TEXTO FUENTE –
■ ■ ■ ■
© Arxiu Fotogràfic del Consorci del Patrimoni de Sitges
A Serrano
¿Un marinero más de Cocteau?
«Mis desdichas se han debido a una sociedad que condena lo raro como un crimen y nos obliga a reformar nuestras inclinaciones» [1].
A Serrano es una obra que nos presenta un tema más que habitual en el imaginario de Cocteau: un marinero. Este artista francés tocó muchas ramas del arte. Encontramos obras suyas desde la literatura, el cine y hasta la pintura. En este caso, nos encontramos delante de una sencilla obra hecha con tinta china sobre papel.
Intuimos que el oficio del joven desnudo es el de marinero gracias al sombrero con borla que nos recuerda al uniforme de los que se dedican al mar. No nos viene de nuevo encontrar marineros entre las obras de Cocteau, así como hombres desnudos. Además, esta temática se escapa de su pintura y se adentra de lleno en su faceta más literaria.
En 1928 publica El Libro Blanco, una novela casi autobiográfica donde narra el desarrollo de su sexualidad, así como distintos encuentros con hombres. Cocteau no editó la publicación con su nombre, sin embargo, siempre la incluyó entre sus obras. Dentro de esta historia hay un pasaje que nos cuenta la noche que tuvo con un marinero llamado «Mala Suerte» – bautizado así por un tatuaje que tiene en el brazo. Después de su encuentro, el narrador abandona al pobre navegante y cuenta cómo le deja con los ojos llenos de lágrimas.
■ ■ ■ ■
CONSIGNA 1 –
¿Puedes reproducir, tal cual aparece en el texto sobre A Serrano, el pasaje que empieza con "En 1928 publica" y sigue hasta "llenos de lágrimas."?
CONSIGNA 2 –
¿Cómo seguiría el texto sobre la obra A Serrano de Cocteau? Escribe su continuación a partir del punto en que se detiene.

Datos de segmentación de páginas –
■ ■ ■ ■
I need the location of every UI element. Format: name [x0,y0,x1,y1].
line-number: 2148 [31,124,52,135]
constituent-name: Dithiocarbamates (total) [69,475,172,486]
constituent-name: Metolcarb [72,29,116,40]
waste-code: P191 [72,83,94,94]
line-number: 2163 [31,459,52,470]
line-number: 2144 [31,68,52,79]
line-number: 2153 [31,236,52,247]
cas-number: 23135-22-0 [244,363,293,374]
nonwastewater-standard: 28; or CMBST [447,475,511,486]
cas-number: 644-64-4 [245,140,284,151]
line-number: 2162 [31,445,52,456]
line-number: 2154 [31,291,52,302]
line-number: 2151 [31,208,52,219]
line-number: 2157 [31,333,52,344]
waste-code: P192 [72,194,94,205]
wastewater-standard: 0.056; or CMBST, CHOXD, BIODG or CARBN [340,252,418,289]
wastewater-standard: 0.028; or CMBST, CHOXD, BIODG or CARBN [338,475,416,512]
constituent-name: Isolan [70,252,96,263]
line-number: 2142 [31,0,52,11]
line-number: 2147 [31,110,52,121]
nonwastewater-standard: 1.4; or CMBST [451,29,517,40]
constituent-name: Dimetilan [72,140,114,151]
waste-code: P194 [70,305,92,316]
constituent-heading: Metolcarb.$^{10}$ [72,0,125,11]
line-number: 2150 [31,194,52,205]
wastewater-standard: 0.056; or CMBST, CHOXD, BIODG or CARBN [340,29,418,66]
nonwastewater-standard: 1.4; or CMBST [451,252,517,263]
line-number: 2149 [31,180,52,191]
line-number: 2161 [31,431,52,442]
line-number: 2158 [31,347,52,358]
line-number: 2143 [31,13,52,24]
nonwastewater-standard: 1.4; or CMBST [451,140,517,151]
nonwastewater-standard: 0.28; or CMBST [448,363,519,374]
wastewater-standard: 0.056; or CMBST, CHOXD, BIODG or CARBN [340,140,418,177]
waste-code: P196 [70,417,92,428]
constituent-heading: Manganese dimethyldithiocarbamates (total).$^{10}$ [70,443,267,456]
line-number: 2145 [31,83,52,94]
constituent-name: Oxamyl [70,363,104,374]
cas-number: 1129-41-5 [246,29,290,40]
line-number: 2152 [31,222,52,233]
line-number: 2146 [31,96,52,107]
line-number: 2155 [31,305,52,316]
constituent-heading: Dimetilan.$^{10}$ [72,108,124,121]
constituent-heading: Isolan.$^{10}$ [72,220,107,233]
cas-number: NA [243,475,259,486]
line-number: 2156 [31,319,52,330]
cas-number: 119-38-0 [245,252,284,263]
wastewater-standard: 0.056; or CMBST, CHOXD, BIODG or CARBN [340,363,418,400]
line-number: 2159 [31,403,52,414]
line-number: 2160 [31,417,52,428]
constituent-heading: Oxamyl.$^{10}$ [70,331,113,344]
■ ■ ■ ■
ESPACIO DE RESPUESTA 1 –
En 1928 publica El Libro Blanco, una novela casi autobiográfica donde narra el desarrollo de su sexualidad, así como distintos encuentros con hombres. Cocteau no editó la publicación con su nombre, sin embargo, siempre la incluyó entre sus obras. Dentro de esta historia hay un pasaje que nos cuenta la noche que tuvo con un marinero llamado «Mala Suerte» – bautizado así por un tatuaje que tiene en el brazo. Después de su encuentro, el narrador abandona al pobre navegante y cuenta cómo le deja con los ojos llenos de lágrimas.

ESPACIO DE RESPUESTA 2 –
Estamos delante de una obra que podemos relacionar con Mala Suerte muy fácilmente. Es un hombre casi desnudo, solo lleva calzoncillos y un gorro, asociado con el oficio del mar. Aparentemente, el hombre está fuerte, tiene unos brazos musculados y una espalda ancha que se contrasta con sus estrechas caderas. En la muñeca derecha parece tener una marca, algo que no acabamos de identificar: ¿será una referencia al tatuaje de Mala Suerte?
En la esquina superior derecha encontramos una dedicatoria: «a Serrano», no podemos asegurar a quién se dirige. Bien podría ser que fuese una dedicatoria banal para el cliente de la obra. Del mismo modo, podemos creer que el retratado es este misterioso Serrano.
O, aún más fantasioso, imaginamos que Serrano era el verdadero nombre de Mala Suerte. No obstante, es bastante habitual encontrarse este tipo de dedicatorias en las obras de Cocteau. Del mismo modo, nos parece fascinante cómo no necesita de su apellido para ser identificado, en este caso, solo firma con su nombre de pila –Jean– y una estrella.
Es imposible negar la homosexualidad –o deseo hacia el sexo masculino– que tenía Cocteau. Sus líneas sinuosas, la delicadeza en el dibujo y la gran cantidad de hombres que dibujó apuntan a una admiración hacia este género más que clara. Ya fuesen pictóricas como literarias, el deseo marca un punto fundamental en sus creaciones.